What is needed: Repeat all of the material exactly as given.

*** Material

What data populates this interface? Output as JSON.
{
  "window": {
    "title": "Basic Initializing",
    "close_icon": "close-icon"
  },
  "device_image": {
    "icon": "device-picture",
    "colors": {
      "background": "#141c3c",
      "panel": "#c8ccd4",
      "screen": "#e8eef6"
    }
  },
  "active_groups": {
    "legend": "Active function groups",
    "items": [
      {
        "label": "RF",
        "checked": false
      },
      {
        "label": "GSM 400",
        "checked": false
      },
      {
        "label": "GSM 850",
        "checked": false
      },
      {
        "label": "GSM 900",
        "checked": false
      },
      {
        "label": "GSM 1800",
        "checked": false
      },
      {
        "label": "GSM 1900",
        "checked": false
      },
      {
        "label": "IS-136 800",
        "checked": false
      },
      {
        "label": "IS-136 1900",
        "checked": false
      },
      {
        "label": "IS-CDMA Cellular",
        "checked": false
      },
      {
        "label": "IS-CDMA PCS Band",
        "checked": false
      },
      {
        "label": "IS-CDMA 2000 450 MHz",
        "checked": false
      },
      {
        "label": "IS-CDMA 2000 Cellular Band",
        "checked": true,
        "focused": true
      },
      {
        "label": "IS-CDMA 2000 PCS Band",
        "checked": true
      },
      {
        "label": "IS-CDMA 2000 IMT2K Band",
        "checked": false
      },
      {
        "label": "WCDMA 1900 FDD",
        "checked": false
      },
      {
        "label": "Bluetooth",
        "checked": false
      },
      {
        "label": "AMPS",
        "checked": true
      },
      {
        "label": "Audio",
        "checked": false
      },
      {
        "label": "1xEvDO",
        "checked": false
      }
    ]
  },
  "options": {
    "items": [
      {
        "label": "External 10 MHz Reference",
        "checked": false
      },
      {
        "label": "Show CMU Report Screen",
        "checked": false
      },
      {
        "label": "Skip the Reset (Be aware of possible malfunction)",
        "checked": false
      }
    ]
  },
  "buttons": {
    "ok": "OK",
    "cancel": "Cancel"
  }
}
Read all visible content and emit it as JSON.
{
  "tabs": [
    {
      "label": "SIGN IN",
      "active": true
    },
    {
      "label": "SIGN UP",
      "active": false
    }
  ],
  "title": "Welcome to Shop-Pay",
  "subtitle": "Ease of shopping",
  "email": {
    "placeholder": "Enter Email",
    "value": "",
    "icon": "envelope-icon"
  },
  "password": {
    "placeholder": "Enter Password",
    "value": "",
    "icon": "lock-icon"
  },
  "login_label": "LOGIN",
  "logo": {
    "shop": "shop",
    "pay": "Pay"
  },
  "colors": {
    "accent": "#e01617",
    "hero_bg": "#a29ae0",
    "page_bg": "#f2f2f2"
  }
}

******

Response:
What data populates this interface? Output as JSON.
{
  "window": {
    "title": "Basic Initializing",
    "close_icon": "close-icon"
  },
  "device_image": {
    "icon": "device-picture",
    "colors": {
      "background": "#141c3c",
      "panel": "#c8ccd4",
      "screen": "#e8eef6"
    }
  },
  "active_groups": {
    "legend": "Active function groups",
    "items": [
      {
        "label": "RF",
        "checked": false
      },
      {
        "label": "GSM 400",
        "checked": false
      },
      {
        "label": "GSM 850",
        "checked": false
      },
      {
        "label": "GSM 900",
        "checked": false
      },
      {
        "label": "GSM 1800",
        "checked": false
      },
      {
        "label": "GSM 1900",
        "checked": false
      },
      {
        "label": "IS-136 800",
        "checked": false
      },
      {
        "label": "IS-136 1900",
        "checked": false
      },
      {
        "label": "IS-CDMA Cellular",
        "checked": false
      },
      {
        "label": "IS-CDMA PCS Band",
        "checked": false
      },
      {
        "label": "IS-CDMA 2000 450 MHz",
        "checked": false
      },
      {
        "label": "IS-CDMA 2000 Cellular Band",
        "checked": true,
        "focused": true
      },
      {
        "label": "IS-CDMA 2000 PCS Band",
        "checked": true
      },
      {
        "label": "IS-CDMA 2000 IMT2K Band",
        "checked": false
      },
      {
        "label": "WCDMA 1900 FDD",
        "checked": false
      },
      {
        "label": "Bluetooth",
        "checked": false
      },
      {
        "label": "AMPS",
        "checked": true
      },
      {
        "label": "Audio",
        "checked": false
      },
      {
        "label": "1xEvDO",
        "checked": false
      }
    ]
  },
  "options": {
    "items": [
      {
        "label": "External 10 MHz Reference",
        "checked": false
      },
      {
        "label": "Show CMU Report Screen",
        "checked": false
      },
      {
        "label": "Skip the Reset (Be aware of possible malfunction)",
        "checked": false
      }
    ]
  },
  "buttons": {
    "ok": "OK",
    "cancel": "Cancel"
  }
}
Read all visible content and emit it as JSON.
{
  "tabs": [
    {
      "label": "SIGN IN",
      "active": true
    },
    {
      "label": "SIGN UP",
      "active": false
    }
  ],
  "title": "Welcome to Shop-Pay",
  "subtitle": "Ease of shopping",
  "email": {
    "placeholder": "Enter Email",
    "value": "",
    "icon": "envelope-icon"
  },
  "password": {
    "placeholder": "Enter Password",
    "value": "",
    "icon": "lock-icon"
  },
  "login_label": "LOGIN",
  "logo": {
    "shop": "shop",
    "pay": "Pay"
  },
  "colors": {
    "accent": "#e01617",
    "hero_bg": "#a29ae0",
    "page_bg": "#f2f2f2"
  }
}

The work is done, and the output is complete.